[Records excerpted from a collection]

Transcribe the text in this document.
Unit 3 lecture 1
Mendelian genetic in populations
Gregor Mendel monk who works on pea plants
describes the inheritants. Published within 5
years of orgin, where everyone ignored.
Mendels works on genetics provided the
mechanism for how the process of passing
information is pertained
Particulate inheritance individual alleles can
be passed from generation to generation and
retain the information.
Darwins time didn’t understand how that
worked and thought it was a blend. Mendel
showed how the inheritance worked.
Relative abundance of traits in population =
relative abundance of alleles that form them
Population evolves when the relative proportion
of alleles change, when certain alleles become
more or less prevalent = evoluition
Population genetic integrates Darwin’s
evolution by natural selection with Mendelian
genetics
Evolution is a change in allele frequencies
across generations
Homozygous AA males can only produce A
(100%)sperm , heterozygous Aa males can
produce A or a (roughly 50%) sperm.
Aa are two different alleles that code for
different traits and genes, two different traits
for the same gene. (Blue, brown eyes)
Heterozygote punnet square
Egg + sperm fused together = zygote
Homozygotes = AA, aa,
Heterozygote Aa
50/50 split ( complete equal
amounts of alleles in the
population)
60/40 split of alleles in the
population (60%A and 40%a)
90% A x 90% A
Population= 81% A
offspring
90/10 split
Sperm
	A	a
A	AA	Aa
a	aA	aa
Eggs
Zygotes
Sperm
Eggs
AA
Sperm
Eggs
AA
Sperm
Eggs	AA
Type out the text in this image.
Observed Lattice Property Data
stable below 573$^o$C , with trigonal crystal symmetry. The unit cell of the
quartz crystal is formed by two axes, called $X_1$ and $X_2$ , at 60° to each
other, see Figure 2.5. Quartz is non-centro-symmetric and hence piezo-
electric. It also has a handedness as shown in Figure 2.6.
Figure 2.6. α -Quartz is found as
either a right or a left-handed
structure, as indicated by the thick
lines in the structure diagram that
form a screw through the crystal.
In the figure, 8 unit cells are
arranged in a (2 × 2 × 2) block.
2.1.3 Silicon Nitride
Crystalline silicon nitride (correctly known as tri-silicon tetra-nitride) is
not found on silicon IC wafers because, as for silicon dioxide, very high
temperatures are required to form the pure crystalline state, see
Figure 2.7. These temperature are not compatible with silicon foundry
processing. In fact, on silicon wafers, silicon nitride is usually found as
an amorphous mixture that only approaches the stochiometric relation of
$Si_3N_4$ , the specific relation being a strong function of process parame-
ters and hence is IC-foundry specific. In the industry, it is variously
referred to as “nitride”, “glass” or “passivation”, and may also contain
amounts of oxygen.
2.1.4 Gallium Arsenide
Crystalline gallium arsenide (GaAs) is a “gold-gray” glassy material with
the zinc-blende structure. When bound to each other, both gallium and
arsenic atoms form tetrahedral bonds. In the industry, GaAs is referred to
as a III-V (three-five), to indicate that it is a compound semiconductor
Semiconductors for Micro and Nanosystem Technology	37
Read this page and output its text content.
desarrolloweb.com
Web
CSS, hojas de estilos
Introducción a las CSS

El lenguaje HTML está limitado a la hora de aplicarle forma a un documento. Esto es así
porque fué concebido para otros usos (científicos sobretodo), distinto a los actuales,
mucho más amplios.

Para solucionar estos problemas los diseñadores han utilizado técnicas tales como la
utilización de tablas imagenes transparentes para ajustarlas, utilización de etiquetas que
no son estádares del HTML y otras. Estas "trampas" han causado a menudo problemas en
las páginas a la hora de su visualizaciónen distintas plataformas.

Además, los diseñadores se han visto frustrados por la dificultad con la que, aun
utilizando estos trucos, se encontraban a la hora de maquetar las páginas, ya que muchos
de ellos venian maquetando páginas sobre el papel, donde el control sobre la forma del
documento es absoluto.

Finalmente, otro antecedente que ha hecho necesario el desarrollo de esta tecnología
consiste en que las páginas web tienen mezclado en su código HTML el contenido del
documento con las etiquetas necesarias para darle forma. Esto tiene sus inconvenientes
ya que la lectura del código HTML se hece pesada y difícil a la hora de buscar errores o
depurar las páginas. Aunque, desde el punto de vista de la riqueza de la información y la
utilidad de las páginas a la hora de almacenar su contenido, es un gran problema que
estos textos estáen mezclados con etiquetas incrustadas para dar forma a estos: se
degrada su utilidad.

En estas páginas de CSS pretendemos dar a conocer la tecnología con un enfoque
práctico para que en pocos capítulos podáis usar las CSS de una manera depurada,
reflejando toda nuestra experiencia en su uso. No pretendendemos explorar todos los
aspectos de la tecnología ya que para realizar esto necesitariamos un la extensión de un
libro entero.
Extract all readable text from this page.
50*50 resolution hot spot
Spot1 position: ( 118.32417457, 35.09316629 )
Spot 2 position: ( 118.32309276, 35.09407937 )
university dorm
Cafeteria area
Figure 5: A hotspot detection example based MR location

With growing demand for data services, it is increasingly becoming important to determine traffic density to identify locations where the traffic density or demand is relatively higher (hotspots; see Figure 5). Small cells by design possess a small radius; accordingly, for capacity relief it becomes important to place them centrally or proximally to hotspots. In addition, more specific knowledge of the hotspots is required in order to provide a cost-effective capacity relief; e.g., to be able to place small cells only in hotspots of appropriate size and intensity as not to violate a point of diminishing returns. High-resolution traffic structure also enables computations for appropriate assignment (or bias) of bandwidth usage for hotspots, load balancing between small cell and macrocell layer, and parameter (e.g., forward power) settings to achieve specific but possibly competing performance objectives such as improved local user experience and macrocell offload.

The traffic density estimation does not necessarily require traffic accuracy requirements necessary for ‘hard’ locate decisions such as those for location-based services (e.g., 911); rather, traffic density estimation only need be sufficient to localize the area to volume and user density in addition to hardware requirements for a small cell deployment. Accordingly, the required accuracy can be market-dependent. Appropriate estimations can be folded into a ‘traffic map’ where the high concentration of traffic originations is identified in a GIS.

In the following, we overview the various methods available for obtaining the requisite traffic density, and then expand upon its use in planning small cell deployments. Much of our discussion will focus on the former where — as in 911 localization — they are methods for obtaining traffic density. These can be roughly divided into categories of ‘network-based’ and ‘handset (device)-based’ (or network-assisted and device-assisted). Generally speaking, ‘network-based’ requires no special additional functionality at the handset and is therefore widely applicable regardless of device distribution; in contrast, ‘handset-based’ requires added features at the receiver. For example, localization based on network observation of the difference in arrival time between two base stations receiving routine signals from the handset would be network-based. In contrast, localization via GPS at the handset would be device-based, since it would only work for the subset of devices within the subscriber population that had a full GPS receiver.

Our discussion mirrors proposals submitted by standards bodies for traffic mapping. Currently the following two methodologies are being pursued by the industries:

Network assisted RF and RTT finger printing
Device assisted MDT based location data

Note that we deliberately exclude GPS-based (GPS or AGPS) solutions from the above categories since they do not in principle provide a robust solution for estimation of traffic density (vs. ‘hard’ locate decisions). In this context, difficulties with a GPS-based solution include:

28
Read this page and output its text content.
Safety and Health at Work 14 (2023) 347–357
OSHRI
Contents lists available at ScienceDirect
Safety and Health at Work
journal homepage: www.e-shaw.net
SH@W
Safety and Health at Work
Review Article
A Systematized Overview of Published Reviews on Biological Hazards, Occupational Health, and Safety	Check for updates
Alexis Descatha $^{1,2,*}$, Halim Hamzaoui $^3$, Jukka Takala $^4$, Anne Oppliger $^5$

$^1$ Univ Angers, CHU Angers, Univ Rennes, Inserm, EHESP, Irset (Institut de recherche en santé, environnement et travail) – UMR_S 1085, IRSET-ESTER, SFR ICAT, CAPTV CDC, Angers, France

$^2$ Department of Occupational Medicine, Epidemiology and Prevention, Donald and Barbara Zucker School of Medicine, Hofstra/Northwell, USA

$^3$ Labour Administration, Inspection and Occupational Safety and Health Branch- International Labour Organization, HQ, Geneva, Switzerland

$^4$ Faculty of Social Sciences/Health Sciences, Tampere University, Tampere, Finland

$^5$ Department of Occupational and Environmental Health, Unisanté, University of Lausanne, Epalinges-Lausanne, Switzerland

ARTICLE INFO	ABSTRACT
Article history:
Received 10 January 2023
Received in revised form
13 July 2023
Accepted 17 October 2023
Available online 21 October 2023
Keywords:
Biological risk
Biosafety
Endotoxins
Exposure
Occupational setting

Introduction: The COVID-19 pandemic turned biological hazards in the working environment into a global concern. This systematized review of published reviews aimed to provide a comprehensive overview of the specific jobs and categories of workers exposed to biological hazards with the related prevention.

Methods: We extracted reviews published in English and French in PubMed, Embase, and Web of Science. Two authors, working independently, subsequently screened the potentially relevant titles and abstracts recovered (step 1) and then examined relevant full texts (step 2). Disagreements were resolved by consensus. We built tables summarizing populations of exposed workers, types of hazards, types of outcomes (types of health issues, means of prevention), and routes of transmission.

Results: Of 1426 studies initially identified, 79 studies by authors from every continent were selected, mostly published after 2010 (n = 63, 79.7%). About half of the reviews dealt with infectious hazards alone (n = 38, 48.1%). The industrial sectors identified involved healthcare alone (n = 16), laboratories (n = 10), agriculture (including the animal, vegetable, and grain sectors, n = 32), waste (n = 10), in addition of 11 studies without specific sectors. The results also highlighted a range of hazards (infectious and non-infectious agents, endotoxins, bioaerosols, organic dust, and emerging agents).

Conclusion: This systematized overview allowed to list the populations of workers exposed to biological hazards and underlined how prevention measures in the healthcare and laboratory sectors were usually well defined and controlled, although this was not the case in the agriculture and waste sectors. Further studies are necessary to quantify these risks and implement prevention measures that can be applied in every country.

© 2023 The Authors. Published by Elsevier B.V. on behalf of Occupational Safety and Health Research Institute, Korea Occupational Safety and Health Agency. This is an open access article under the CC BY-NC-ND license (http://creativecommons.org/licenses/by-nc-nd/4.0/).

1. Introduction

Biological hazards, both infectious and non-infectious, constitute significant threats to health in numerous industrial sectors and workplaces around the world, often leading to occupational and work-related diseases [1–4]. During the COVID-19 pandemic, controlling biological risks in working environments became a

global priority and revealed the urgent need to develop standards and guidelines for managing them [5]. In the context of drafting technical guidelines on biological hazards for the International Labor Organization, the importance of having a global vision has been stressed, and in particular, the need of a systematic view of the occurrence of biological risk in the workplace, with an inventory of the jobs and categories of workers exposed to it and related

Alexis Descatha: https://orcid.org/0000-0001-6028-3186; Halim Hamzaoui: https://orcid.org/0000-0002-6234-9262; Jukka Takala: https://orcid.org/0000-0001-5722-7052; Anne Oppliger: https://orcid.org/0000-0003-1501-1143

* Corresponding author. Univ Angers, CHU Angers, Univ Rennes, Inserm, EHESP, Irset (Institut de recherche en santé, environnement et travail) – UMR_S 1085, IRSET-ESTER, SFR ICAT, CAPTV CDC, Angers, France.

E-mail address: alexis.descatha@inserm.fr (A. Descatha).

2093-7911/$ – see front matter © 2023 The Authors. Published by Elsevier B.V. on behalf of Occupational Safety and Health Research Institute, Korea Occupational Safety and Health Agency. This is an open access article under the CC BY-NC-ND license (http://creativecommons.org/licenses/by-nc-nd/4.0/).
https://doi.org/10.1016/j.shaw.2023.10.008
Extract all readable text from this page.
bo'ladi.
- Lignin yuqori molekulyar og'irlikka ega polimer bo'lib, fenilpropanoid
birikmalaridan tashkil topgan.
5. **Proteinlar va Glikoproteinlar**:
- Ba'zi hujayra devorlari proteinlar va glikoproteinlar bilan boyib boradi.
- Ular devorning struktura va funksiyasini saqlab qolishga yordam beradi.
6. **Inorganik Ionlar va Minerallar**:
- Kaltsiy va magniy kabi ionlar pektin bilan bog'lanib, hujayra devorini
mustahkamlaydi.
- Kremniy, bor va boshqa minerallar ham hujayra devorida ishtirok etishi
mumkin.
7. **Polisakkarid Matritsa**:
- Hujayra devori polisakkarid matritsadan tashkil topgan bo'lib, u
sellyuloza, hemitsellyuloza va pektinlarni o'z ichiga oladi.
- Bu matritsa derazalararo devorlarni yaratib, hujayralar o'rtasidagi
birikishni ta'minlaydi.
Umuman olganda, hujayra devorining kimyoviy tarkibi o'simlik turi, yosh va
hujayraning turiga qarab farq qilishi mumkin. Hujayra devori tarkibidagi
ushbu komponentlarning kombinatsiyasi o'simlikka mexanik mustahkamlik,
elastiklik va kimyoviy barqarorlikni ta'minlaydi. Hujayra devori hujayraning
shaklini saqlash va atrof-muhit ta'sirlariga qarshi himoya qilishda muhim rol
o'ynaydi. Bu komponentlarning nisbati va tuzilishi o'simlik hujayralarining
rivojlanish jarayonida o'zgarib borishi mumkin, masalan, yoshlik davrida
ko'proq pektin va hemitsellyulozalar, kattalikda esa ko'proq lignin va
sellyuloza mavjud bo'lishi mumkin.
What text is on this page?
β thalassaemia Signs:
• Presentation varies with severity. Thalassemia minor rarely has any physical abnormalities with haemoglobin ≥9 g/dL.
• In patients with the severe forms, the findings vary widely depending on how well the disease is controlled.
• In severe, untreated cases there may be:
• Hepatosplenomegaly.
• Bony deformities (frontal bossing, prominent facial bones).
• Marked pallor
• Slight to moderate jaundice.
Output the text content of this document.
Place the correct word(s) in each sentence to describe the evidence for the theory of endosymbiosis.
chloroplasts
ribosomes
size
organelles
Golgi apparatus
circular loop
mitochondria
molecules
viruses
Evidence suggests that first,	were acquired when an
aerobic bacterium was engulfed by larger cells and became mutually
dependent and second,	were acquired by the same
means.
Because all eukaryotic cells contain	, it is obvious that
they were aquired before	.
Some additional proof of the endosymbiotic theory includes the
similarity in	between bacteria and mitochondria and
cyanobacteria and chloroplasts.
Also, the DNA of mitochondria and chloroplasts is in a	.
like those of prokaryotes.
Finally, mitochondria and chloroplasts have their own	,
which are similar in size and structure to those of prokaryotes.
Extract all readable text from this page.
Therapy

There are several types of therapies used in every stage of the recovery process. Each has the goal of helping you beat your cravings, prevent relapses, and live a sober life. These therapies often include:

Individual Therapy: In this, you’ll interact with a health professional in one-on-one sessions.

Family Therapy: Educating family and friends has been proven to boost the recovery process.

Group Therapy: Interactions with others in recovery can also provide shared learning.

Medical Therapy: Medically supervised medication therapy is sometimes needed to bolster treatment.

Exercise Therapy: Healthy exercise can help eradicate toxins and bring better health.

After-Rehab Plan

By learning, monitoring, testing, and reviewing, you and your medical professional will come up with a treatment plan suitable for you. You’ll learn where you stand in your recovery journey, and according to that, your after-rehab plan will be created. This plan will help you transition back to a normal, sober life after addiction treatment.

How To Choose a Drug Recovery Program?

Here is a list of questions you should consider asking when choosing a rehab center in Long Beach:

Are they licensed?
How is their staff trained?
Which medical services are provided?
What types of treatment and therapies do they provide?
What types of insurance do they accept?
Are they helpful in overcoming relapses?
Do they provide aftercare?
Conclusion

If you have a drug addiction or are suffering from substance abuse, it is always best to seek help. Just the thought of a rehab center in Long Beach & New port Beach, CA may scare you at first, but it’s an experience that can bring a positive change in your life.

To do:
Copy every line above that includes the string "acquired".

Result:
Evidence suggests that first,	were acquired when an
dependent and second,	were acquired by the same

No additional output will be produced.